◆ **Given task**: Output all the data exactly. Pictures do not belong in the copy.

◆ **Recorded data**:
════
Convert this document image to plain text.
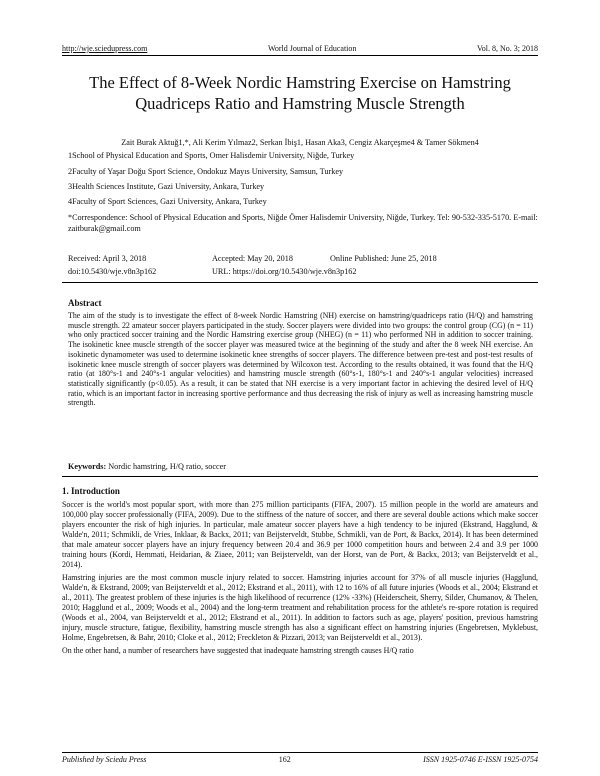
http://wje.sciedupress.com	World Journal of Education	Vol. 8, No. 3; 2018
The Effect of 8-Week Nordic Hamstring Exercise on Hamstring Quadriceps Ratio and Hamstring Muscle Strength
Zait Burak Aktuğ1,*, Ali Kerim Yılmaz2, Serkan İbiş1, Hasan Aka3, Cengiz Akarçeşme4 & Tamer Sökmen4
1School of Physical Education and Sports, Omer Halisdemir University, Niğde, Turkey
2Faculty of Yaşar Doğu Sport Science, Ondokuz Mayıs University, Samsun, Turkey
3Health Sciences Institute, Gazi University, Ankara, Turkey
4Faculty of Sport Sciences, Gazi University, Ankara, Turkey
*Correspondence: School of Physical Education and Sports, Niğde Ömer Halisdemir University, Niğde, Turkey. Tel: 90-532-335-5170. E-mail: zaitburak@gmail.com
Received: April 3, 2018	Accepted: May 20, 2018	Online Published: June 25, 2018
doi:10.5430/wje.v8n3p162	URL: https://doi.org/10.5430/wje.v8n3p162
Abstract
The aim of the study is to investigate the effect of 8-week Nordic Hamstring (NH) exercise on hamstring/quadriceps ratio (H/Q) and hamstring muscle strength. 22 amateur soccer players participated in the study. Soccer players were divided into two groups: the control group (CG) (n = 11) who only practiced soccer training and the Nordic Hamstring exercise group (NHEG) (n = 11) who performed NH in addition to soccer training. The isokinetic knee muscle strength of the soccer player was measured twice at the beginning of the study and after the 8 week NH exercise. An isokinetic dynamometer was used to determine isokinetic knee strengths of soccer players. The difference between pre-test and post-test results of isokinetic knee muscle strength of soccer players was determined by Wilcoxon test. According to the results obtained, it was found that the H/Q ratio (at 180°s-1 and 240°s-1 angular velocities) and hamstring muscle strength (60°s-1, 180°s-1 and 240°s-1 angular velocities) increased statistically significantly (p<0.05). As a result, it can be stated that NH exercise is a very important factor in achieving the desired level of H/Q ratio, which is an important factor in increasing sportive performance and thus decreasing the risk of injury as well as increasing hamstring muscle strength.
Keywords: Nordic hamstring, H/Q ratio, soccer
1. Introduction

Soccer is the world's most popular sport, with more than 275 million participants (FIFA, 2007). 15 million people in the world are amateurs and 100,000 play soccer professionally (FIFA, 2009). Due to the stiffness of the nature of soccer, and there are several double actions which make soccer players encounter the risk of high injuries. In particular, male amateur soccer players have a high tendency to be injured (Ekstrand, Hagglund, & Walde'n, 2011; Schmikli, de Vries, Inklaar, & Backx, 2011; van Beijsterveldt, Stubbe, Schmikli, van de Port, & Backx, 2014). It has been determined that male amateur soccer players have an injury frequency between 20.4 and 36.9 per 1000 competition hours and between 2.4 and 3.9 per 1000 training hours (Kordi, Hemmati, Heidarian, & Ziaee, 2011; van Beijsterveldt, van der Horst, van de Port, & Backx, 2013; van Beijsterveldt et al., 2014).

Hamstring injuries are the most common muscle injury related to soccer. Hamstring injuries account for 37% of all muscle injuries (Hagglund, Walde'n, & Ekstrand, 2009; van Beijsterveldt et al., 2012; Ekstrand et al., 2011), with 12 to 16% of all future injuries (Woods et al., 2004; Ekstrand et al., 2011). The greatest problem of these injuries is the high likelihood of recurrence (12% -33%) (Heiderscheit, Sherry, Silder, Chumanov, & Thelen, 2010; Hagglund et al., 2009; Woods et al., 2004) and the long-term treatment and rehabilitation process for the athlete's re-spore rotation is required (Woods et al., 2004, van Beijsterveldt et al., 2012; Ekstrand et al., 2011). In addition to factors such as age, players' position, previous hamstring injury, muscle structure, fatigue, flexibility, hamstring muscle strength has also a significant effect on hamstring injuries (Engebretsen, Myklebust, Holme, Engebretsen, & Bahr, 2010; Cloke et al., 2012; Freckleton & Pizzari, 2013; van Beijsterveldt et al., 2013).

On the other hand, a number of researchers have suggested that inadequate hamstring strength causes H/Q ratio

Published by Sciedu Press	162	ISSN 1925-0746 E-ISSN 1925-0754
════
◆ **Response to this exercise**:
Convert this document image to plain text.
http://wje.sciedupress.com	World Journal of Education	Vol. 8, No. 3; 2018
The Effect of 8-Week Nordic Hamstring Exercise on Hamstring Quadriceps Ratio and Hamstring Muscle Strength
Zait Burak Aktuğ1,*, Ali Kerim Yılmaz2, Serkan İbiş1, Hasan Aka3, Cengiz Akarçeşme4 & Tamer Sökmen4
1School of Physical Education and Sports, Omer Halisdemir University, Niğde, Turkey
2Faculty of Yaşar Doğu Sport Science, Ondokuz Mayıs University, Samsun, Turkey
3Health Sciences Institute, Gazi University, Ankara, Turkey
4Faculty of Sport Sciences, Gazi University, Ankara, Turkey
*Correspondence: School of Physical Education and Sports, Niğde Ömer Halisdemir University, Niğde, Turkey. Tel: 90-532-335-5170. E-mail: zaitburak@gmail.com
Received: April 3, 2018	Accepted: May 20, 2018	Online Published: June 25, 2018
doi:10.5430/wje.v8n3p162	URL: https://doi.org/10.5430/wje.v8n3p162
Abstract
The aim of the study is to investigate the effect of 8-week Nordic Hamstring (NH) exercise on hamstring/quadriceps ratio (H/Q) and hamstring muscle strength. 22 amateur soccer players participated in the study. Soccer players were divided into two groups: the control group (CG) (n = 11) who only practiced soccer training and the Nordic Hamstring exercise group (NHEG) (n = 11) who performed NH in addition to soccer training. The isokinetic knee muscle strength of the soccer player was measured twice at the beginning of the study and after the 8 week NH exercise. An isokinetic dynamometer was used to determine isokinetic knee strengths of soccer players. The difference between pre-test and post-test results of isokinetic knee muscle strength of soccer players was determined by Wilcoxon test. According to the results obtained, it was found that the H/Q ratio (at 180°s-1 and 240°s-1 angular velocities) and hamstring muscle strength (60°s-1, 180°s-1 and 240°s-1 angular velocities) increased statistically significantly (p<0.05). As a result, it can be stated that NH exercise is a very important factor in achieving the desired level of H/Q ratio, which is an important factor in increasing sportive performance and thus decreasing the risk of injury as well as increasing hamstring muscle strength.
Keywords: Nordic hamstring, H/Q ratio, soccer
1. Introduction

Soccer is the world's most popular sport, with more than 275 million participants (FIFA, 2007). 15 million people in the world are amateurs and 100,000 play soccer professionally (FIFA, 2009). Due to the stiffness of the nature of soccer, and there are several double actions which make soccer players encounter the risk of high injuries. In particular, male amateur soccer players have a high tendency to be injured (Ekstrand, Hagglund, & Walde'n, 2011; Schmikli, de Vries, Inklaar, & Backx, 2011; van Beijsterveldt, Stubbe, Schmikli, van de Port, & Backx, 2014). It has been determined that male amateur soccer players have an injury frequency between 20.4 and 36.9 per 1000 competition hours and between 2.4 and 3.9 per 1000 training hours (Kordi, Hemmati, Heidarian, & Ziaee, 2011; van Beijsterveldt, van der Horst, van de Port, & Backx, 2013; van Beijsterveldt et al., 2014).

Hamstring injuries are the most common muscle injury related to soccer. Hamstring injuries account for 37% of all muscle injuries (Hagglund, Walde'n, & Ekstrand, 2009; van Beijsterveldt et al., 2012; Ekstrand et al., 2011), with 12 to 16% of all future injuries (Woods et al., 2004; Ekstrand et al., 2011). The greatest problem of these injuries is the high likelihood of recurrence (12% -33%) (Heiderscheit, Sherry, Silder, Chumanov, & Thelen, 2010; Hagglund et al., 2009; Woods et al., 2004) and the long-term treatment and rehabilitation process for the athlete's re-spore rotation is required (Woods et al., 2004, van Beijsterveldt et al., 2012; Ekstrand et al., 2011). In addition to factors such as age, players' position, previous hamstring injury, muscle structure, fatigue, flexibility, hamstring muscle strength has also a significant effect on hamstring injuries (Engebretsen, Myklebust, Holme, Engebretsen, & Bahr, 2010; Cloke et al., 2012; Freckleton & Pizzari, 2013; van Beijsterveldt et al., 2013).

On the other hand, a number of researchers have suggested that inadequate hamstring strength causes H/Q ratio

Published by Sciedu Press	162	ISSN 1925-0746 E-ISSN 1925-0754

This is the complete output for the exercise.